### REQUIRED TASK
Go through the entries below and print each one exactly, leaving out pictures.
-- EXERCISE INPUT start --
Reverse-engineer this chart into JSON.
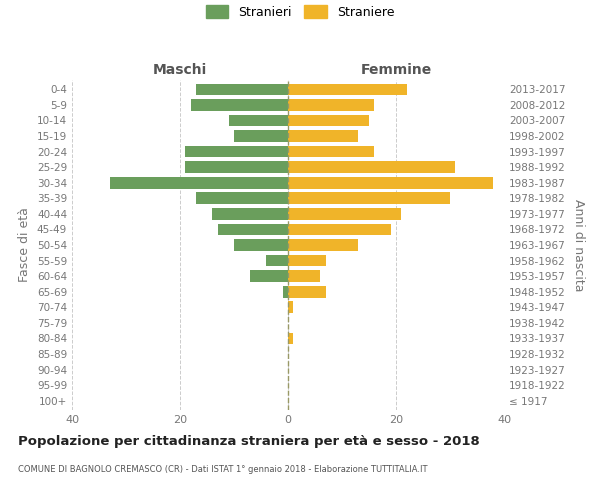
{
  "age_groups": [
    "100+",
    "95-99",
    "90-94",
    "85-89",
    "80-84",
    "75-79",
    "70-74",
    "65-69",
    "60-64",
    "55-59",
    "50-54",
    "45-49",
    "40-44",
    "35-39",
    "30-34",
    "25-29",
    "20-24",
    "15-19",
    "10-14",
    "5-9",
    "0-4"
  ],
  "birth_years": [
    "≤ 1917",
    "1918-1922",
    "1923-1927",
    "1928-1932",
    "1933-1937",
    "1938-1942",
    "1943-1947",
    "1948-1952",
    "1953-1957",
    "1958-1962",
    "1963-1967",
    "1968-1972",
    "1973-1977",
    "1978-1982",
    "1983-1987",
    "1988-1992",
    "1993-1997",
    "1998-2002",
    "2003-2007",
    "2008-2012",
    "2013-2017"
  ],
  "maschi": [
    0,
    0,
    0,
    0,
    0,
    0,
    0,
    1,
    7,
    4,
    10,
    13,
    14,
    17,
    33,
    19,
    19,
    10,
    11,
    18,
    17
  ],
  "femmine": [
    0,
    0,
    0,
    0,
    1,
    0,
    1,
    7,
    6,
    7,
    13,
    19,
    21,
    30,
    38,
    31,
    16,
    13,
    15,
    16,
    22
  ],
  "maschi_color": "#6a9e5c",
  "femmine_color": "#f0b429",
  "title": "Popolazione per cittadinanza straniera per età e sesso - 2018",
  "subtitle": "COMUNE DI BAGNOLO CREMASCO (CR) - Dati ISTAT 1° gennaio 2018 - Elaborazione TUTTITALIA.IT",
  "ylabel_left": "Fasce di età",
  "ylabel_right": "Anni di nascita",
  "xlabel_left": "Maschi",
  "xlabel_right": "Femmine",
  "legend_stranieri": "Stranieri",
  "legend_straniere": "Straniere",
  "xlim": 40,
  "background_color": "#ffffff",
  "grid_color": "#cccccc",
  "bar_height": 0.75
}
-- EXERCISE INPUT end --
### THE COMPLETED TASK
Reverse-engineer this chart into JSON.
{
  "age_groups": [
    "100+",
    "95-99",
    "90-94",
    "85-89",
    "80-84",
    "75-79",
    "70-74",
    "65-69",
    "60-64",
    "55-59",
    "50-54",
    "45-49",
    "40-44",
    "35-39",
    "30-34",
    "25-29",
    "20-24",
    "15-19",
    "10-14",
    "5-9",
    "0-4"
  ],
  "birth_years": [
    "≤ 1917",
    "1918-1922",
    "1923-1927",
    "1928-1932",
    "1933-1937",
    "1938-1942",
    "1943-1947",
    "1948-1952",
    "1953-1957",
    "1958-1962",
    "1963-1967",
    "1968-1972",
    "1973-1977",
    "1978-1982",
    "1983-1987",
    "1988-1992",
    "1993-1997",
    "1998-2002",
    "2003-2007",
    "2008-2012",
    "2013-2017"
  ],
  "maschi": [
    0,
    0,
    0,
    0,
    0,
    0,
    0,
    1,
    7,
    4,
    10,
    13,
    14,
    17,
    33,
    19,
    19,
    10,
    11,
    18,
    17
  ],
  "femmine": [
    0,
    0,
    0,
    0,
    1,
    0,
    1,
    7,
    6,
    7,
    13,
    19,
    21,
    30,
    38,
    31,
    16,
    13,
    15,
    16,
    22
  ],
  "maschi_color": "#6a9e5c",
  "femmine_color": "#f0b429",
  "title": "Popolazione per cittadinanza straniera per età e sesso - 2018",
  "subtitle": "COMUNE DI BAGNOLO CREMASCO (CR) - Dati ISTAT 1° gennaio 2018 - Elaborazione TUTTITALIA.IT",
  "ylabel_left": "Fasce di età",
  "ylabel_right": "Anni di nascita",
  "xlabel_left": "Maschi",
  "xlabel_right": "Femmine",
  "legend_stranieri": "Stranieri",
  "legend_straniere": "Straniere",
  "xlim": 40,
  "background_color": "#ffffff",
  "grid_color": "#cccccc",
  "bar_height": 0.75
}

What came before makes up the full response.